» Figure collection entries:
+---+

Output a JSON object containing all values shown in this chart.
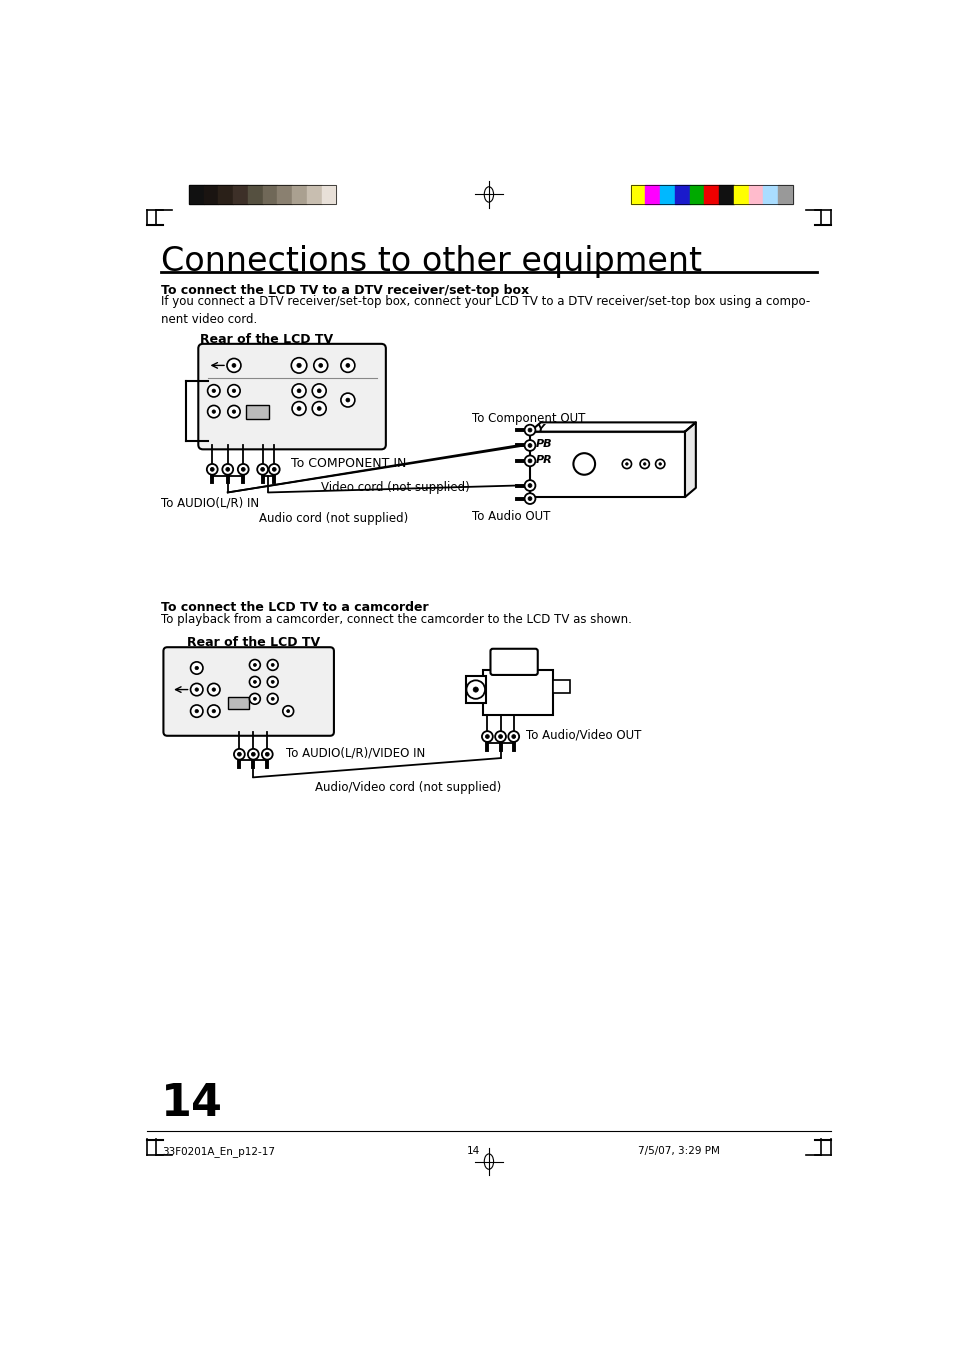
{
  "bg_color": "#ffffff",
  "title": "Connections to other equipment",
  "section1_bold": "To connect the LCD TV to a DTV receiver/set-top box",
  "section1_text": "If you connect a DTV receiver/set-top box, connect your LCD TV to a DTV receiver/set-top box using a compo-\nnent video cord.",
  "rear_label1": "Rear of the LCD TV",
  "label_component_in": "To COMPONENT IN",
  "label_component_out": "To Component OUT",
  "label_video_cord": "Video cord (not supplied)",
  "label_audio_lr_in": "To AUDIO(L/R) IN",
  "label_audio_cord": "Audio cord (not supplied)",
  "label_audio_out": "To Audio OUT",
  "section2_bold": "To connect the LCD TV to a camcorder",
  "section2_text": "To playback from a camcorder, connect the camcorder to the LCD TV as shown.",
  "rear_label2": "Rear of the LCD TV",
  "label_audio_video_in": "To AUDIO(L/R)/VIDEO IN",
  "label_audio_video_out": "To Audio/Video OUT",
  "label_audio_video_cord": "Audio/Video cord (not supplied)",
  "page_number": "14",
  "footer_left": "33F0201A_En_p12-17",
  "footer_center": "14",
  "footer_right": "7/5/07, 3:29 PM",
  "color_bar_left": [
    "#111111",
    "#1a1411",
    "#2a2018",
    "#3d3028",
    "#555040",
    "#706858",
    "#8a8070",
    "#aaa090",
    "#c8beb0",
    "#e8e0d8"
  ],
  "color_bar_right": [
    "#ffff00",
    "#ff00ff",
    "#00b8ff",
    "#1a1acc",
    "#00aa00",
    "#ee0000",
    "#111111",
    "#ffff00",
    "#ffbbcc",
    "#aaddff",
    "#999999"
  ]
}
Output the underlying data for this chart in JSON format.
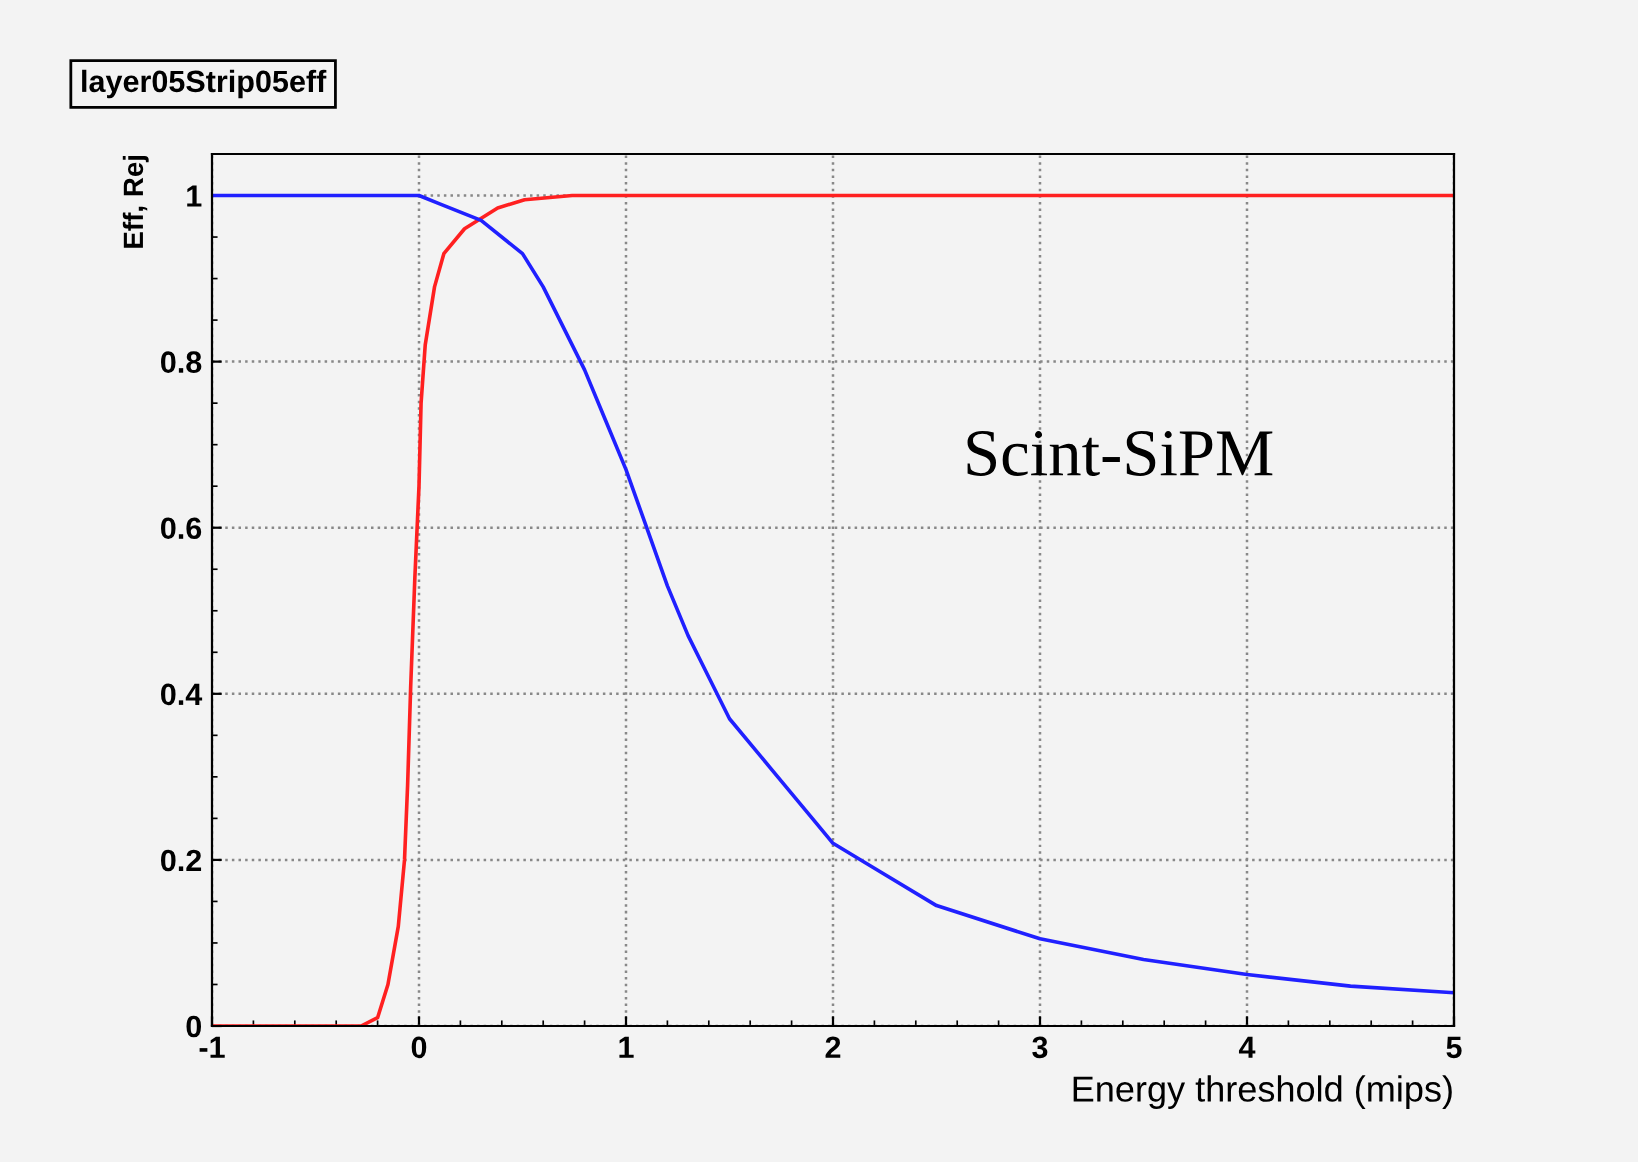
{
  "chart_data": {
    "type": "line",
    "title": "layer05Strip05eff",
    "xlabel": "Energy threshold (mips)",
    "ylabel": "Eff, Rej",
    "xlim": [
      -1,
      5
    ],
    "xticks": [
      -1,
      0,
      1,
      2,
      3,
      4,
      5
    ],
    "ylim": [
      0,
      1.05
    ],
    "yticks": [
      0,
      0.2,
      0.4,
      0.6,
      0.8,
      1
    ],
    "grid": true,
    "annotations": [
      "Scint-SiPM"
    ],
    "series": [
      {
        "color": "#ff2020",
        "x": [
          -1,
          -0.28,
          -0.2,
          -0.15,
          -0.1,
          -0.07,
          -0.055,
          -0.04,
          -0.02,
          0,
          0.01,
          0.03,
          0.075,
          0.12,
          0.22,
          0.38,
          0.51,
          0.74,
          5
        ],
        "values": [
          0,
          0,
          0.01,
          0.05,
          0.12,
          0.2,
          0.29,
          0.41,
          0.54,
          0.65,
          0.75,
          0.82,
          0.89,
          0.93,
          0.96,
          0.985,
          0.995,
          1,
          1
        ]
      },
      {
        "color": "#2020ff",
        "x": [
          -1,
          0,
          0.1,
          0.3,
          0.5,
          0.6,
          0.7,
          0.8,
          0.9,
          1.0,
          1.1,
          1.2,
          1.3,
          1.4,
          1.5,
          1.7,
          1.9,
          2,
          2.2,
          2.5,
          3,
          3.5,
          4,
          4.5,
          5
        ],
        "values": [
          1,
          1,
          0.99,
          0.97,
          0.93,
          0.89,
          0.84,
          0.79,
          0.73,
          0.67,
          0.6,
          0.53,
          0.47,
          0.42,
          0.37,
          0.31,
          0.25,
          0.22,
          0.19,
          0.145,
          0.105,
          0.08,
          0.062,
          0.048,
          0.04
        ]
      }
    ]
  }
}
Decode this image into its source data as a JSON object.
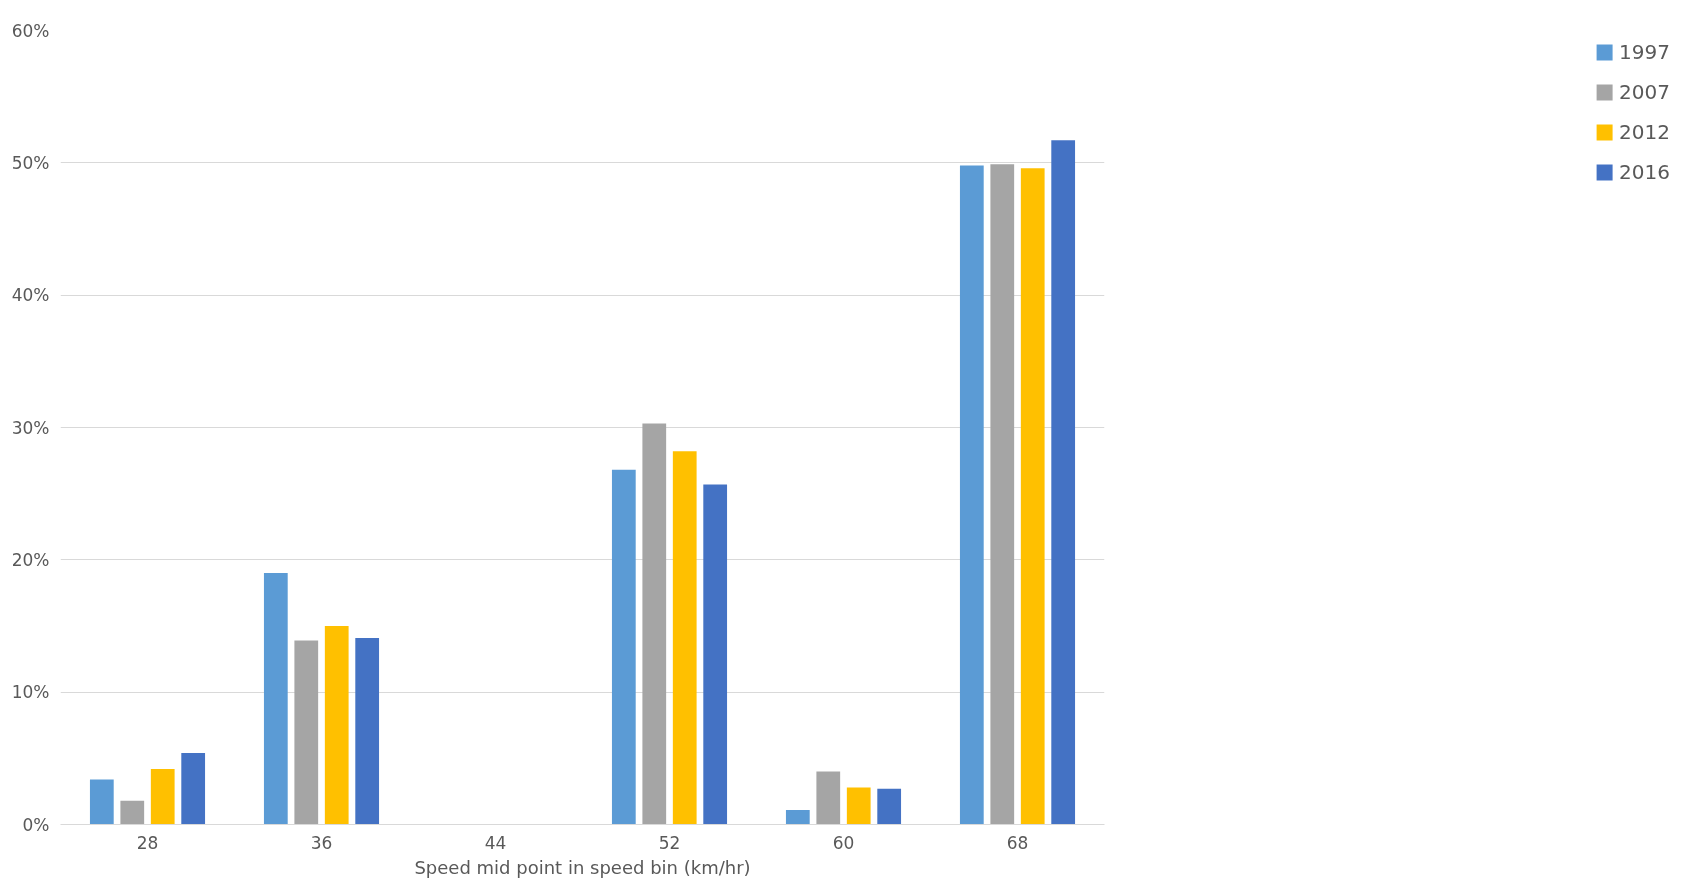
{
  "chart_data": {
    "type": "bar",
    "xlabel": "Speed mid point in speed bin (km/hr)",
    "categories": [
      "28",
      "36",
      "44",
      "52",
      "60",
      "68"
    ],
    "series": [
      {
        "name": "1997",
        "color": "#5b9bd5",
        "values": [
          3.4,
          19.0,
          0,
          26.8,
          1.1,
          49.8
        ]
      },
      {
        "name": "2007",
        "color": "#a5a5a5",
        "values": [
          1.8,
          13.9,
          0,
          30.3,
          4.0,
          49.9
        ]
      },
      {
        "name": "2012",
        "color": "#ffc000",
        "values": [
          4.2,
          15.0,
          0,
          28.2,
          2.8,
          49.6
        ]
      },
      {
        "name": "2016",
        "color": "#4472c4",
        "values": [
          5.4,
          14.1,
          0,
          25.7,
          2.7,
          51.7
        ]
      }
    ],
    "ylim": [
      0,
      60
    ],
    "yticks": [
      {
        "value": 0,
        "label": "0%"
      },
      {
        "value": 10,
        "label": "10%"
      },
      {
        "value": 20,
        "label": "20%"
      },
      {
        "value": 30,
        "label": "30%"
      },
      {
        "value": 40,
        "label": "40%"
      },
      {
        "value": 50,
        "label": "50%"
      },
      {
        "value": 60,
        "label": "60%"
      }
    ],
    "grid": "y",
    "legend": "right"
  }
}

+---+

» Aim: List all lines above in which the string "xlabel" appears.

» Finished exercise:
    "xlabel": "Energy threshold (mips)",
    "xlabel": "Speed mid point in speed bin (km/hr)",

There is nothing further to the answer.